>> begin LISTED RECORDS
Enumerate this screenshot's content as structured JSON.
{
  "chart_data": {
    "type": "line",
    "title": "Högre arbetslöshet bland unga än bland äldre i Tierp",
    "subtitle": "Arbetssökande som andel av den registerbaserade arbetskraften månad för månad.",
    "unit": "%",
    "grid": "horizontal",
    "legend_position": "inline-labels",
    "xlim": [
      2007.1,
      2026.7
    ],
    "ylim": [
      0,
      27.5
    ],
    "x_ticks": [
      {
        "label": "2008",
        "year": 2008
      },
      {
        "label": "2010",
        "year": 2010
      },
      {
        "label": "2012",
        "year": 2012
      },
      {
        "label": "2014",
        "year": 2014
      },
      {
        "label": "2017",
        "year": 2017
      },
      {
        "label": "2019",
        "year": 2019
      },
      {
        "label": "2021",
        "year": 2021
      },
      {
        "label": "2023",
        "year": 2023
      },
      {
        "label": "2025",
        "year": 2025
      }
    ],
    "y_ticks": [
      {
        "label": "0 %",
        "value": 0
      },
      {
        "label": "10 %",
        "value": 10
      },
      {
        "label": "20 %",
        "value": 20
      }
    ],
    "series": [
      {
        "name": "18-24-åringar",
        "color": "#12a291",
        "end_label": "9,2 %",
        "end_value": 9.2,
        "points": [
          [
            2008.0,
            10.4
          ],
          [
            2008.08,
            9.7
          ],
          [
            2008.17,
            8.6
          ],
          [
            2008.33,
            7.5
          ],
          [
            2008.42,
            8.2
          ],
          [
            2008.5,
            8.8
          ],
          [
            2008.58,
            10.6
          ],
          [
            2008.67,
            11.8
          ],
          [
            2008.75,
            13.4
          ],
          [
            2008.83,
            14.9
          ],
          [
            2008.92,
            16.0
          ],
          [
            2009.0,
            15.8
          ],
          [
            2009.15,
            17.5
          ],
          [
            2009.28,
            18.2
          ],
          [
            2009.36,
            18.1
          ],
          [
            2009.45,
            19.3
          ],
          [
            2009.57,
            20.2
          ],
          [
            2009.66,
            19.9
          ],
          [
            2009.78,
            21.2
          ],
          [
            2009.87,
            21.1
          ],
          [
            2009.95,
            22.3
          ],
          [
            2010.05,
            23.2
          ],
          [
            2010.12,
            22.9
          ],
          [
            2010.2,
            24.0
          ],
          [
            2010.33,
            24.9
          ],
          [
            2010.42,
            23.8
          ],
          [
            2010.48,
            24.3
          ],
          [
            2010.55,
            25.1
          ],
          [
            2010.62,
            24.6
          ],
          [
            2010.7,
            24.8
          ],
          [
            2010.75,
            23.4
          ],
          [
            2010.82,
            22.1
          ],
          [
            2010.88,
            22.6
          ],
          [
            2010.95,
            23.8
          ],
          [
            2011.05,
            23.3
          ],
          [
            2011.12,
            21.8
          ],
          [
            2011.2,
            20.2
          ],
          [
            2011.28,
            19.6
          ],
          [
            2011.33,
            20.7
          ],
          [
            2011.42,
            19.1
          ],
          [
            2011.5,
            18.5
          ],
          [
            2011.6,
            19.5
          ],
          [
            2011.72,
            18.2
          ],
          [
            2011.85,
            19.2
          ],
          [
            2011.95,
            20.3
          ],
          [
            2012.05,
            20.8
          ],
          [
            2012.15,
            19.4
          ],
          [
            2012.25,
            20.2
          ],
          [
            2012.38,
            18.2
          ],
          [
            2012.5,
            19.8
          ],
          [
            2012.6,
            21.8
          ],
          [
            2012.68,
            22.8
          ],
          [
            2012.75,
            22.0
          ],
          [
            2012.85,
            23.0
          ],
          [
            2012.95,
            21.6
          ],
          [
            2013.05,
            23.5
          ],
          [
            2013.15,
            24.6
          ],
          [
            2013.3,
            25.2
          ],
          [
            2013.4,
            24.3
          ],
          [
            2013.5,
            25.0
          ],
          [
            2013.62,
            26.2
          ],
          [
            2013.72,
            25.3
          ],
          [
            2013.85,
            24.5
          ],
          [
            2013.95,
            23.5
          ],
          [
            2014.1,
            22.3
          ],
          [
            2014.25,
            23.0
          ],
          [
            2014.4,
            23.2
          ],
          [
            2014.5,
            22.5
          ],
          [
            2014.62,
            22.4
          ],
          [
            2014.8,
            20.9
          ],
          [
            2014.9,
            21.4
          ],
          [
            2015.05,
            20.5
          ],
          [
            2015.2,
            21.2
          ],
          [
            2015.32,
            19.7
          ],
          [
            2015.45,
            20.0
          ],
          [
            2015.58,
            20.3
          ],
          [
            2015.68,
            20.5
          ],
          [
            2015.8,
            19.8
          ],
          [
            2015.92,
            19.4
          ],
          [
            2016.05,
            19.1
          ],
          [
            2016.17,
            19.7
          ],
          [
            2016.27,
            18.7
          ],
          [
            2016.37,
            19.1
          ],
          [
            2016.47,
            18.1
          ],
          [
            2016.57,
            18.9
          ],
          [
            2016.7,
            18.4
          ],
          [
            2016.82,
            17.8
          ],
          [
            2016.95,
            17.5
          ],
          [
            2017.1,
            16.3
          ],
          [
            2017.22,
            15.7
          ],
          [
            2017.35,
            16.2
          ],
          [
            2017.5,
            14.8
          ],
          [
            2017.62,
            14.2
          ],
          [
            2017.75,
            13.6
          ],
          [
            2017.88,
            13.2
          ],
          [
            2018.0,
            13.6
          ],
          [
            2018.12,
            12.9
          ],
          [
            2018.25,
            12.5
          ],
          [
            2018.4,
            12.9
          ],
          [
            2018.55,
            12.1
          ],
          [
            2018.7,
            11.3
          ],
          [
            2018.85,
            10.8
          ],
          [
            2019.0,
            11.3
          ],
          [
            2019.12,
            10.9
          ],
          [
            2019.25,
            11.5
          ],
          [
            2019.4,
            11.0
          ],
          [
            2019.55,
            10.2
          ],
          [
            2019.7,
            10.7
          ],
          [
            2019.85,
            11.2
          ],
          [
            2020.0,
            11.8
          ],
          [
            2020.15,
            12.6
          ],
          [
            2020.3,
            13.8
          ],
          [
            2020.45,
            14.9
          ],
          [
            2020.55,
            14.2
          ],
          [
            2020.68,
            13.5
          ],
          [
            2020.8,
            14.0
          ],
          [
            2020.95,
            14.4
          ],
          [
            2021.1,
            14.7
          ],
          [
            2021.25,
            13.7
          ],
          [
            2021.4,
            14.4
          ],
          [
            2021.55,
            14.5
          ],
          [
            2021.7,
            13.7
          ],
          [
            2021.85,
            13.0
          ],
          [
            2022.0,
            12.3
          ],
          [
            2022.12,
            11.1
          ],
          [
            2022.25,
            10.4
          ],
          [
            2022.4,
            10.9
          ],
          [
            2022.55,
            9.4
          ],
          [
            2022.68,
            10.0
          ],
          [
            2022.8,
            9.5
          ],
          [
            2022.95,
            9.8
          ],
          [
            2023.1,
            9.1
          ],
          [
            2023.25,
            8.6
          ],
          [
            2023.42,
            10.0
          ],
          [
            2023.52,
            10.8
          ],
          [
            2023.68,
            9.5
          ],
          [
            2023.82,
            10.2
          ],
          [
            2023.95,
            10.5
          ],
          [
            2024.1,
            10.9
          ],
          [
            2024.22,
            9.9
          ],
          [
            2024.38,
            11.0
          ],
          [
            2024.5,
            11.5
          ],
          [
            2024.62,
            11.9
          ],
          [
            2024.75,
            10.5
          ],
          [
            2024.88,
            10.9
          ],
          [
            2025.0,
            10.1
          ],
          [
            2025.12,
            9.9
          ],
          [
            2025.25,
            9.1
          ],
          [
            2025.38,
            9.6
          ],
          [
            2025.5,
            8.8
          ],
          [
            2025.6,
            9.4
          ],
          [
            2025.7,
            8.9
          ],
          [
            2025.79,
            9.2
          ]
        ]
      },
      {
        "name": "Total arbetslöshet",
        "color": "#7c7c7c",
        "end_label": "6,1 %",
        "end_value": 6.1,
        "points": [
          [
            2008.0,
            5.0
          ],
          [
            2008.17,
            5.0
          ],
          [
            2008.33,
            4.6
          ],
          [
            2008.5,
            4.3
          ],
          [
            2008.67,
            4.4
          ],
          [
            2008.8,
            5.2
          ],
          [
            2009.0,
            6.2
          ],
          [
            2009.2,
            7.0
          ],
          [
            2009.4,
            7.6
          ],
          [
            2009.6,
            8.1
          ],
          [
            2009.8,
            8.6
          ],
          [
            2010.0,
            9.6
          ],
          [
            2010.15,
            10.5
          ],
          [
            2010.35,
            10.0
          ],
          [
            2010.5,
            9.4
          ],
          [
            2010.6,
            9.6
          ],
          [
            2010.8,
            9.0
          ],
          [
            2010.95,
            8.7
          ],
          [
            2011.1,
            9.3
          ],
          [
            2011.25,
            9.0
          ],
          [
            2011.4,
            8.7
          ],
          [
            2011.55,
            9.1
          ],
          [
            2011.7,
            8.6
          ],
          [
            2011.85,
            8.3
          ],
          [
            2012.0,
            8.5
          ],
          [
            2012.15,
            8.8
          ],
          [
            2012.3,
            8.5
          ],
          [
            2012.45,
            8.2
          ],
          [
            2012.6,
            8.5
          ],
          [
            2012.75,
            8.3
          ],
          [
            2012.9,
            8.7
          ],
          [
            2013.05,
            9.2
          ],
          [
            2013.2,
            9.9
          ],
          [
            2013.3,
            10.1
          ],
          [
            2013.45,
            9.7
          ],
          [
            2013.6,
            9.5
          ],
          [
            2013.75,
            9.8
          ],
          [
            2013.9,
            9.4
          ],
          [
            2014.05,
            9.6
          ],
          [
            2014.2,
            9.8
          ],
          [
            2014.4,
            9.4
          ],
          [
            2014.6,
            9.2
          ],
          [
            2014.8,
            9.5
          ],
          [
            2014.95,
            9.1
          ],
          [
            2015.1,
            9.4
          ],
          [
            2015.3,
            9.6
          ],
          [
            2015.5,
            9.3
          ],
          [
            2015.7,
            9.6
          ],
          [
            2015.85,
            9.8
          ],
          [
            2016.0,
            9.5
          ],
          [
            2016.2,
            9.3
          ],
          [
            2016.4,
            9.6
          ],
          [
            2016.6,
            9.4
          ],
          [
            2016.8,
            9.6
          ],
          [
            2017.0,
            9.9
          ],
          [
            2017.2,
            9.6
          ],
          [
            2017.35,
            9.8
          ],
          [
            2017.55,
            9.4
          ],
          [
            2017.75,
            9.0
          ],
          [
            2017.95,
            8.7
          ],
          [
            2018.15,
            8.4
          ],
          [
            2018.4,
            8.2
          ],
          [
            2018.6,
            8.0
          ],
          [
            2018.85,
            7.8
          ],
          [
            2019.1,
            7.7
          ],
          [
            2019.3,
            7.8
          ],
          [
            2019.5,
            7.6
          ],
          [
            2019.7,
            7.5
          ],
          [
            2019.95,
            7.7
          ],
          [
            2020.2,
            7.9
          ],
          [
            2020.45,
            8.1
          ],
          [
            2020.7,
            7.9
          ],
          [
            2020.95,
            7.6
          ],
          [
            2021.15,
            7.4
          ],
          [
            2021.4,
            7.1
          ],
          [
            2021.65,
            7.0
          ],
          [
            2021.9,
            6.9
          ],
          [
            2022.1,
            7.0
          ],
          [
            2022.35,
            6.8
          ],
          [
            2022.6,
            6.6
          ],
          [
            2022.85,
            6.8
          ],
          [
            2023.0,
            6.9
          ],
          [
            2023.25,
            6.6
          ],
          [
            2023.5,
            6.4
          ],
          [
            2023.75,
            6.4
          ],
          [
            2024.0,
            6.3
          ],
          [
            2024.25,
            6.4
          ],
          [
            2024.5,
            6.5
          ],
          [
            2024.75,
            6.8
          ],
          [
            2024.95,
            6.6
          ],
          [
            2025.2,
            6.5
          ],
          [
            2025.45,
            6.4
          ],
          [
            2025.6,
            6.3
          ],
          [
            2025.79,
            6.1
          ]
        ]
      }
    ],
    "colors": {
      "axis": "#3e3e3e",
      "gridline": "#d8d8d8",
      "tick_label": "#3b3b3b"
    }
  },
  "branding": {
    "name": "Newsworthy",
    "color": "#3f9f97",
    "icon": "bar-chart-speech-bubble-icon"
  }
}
>> end LISTED RECORDS
Exactly how many lines in the data above contain the word "name"? Respond with the number and nothing more.

3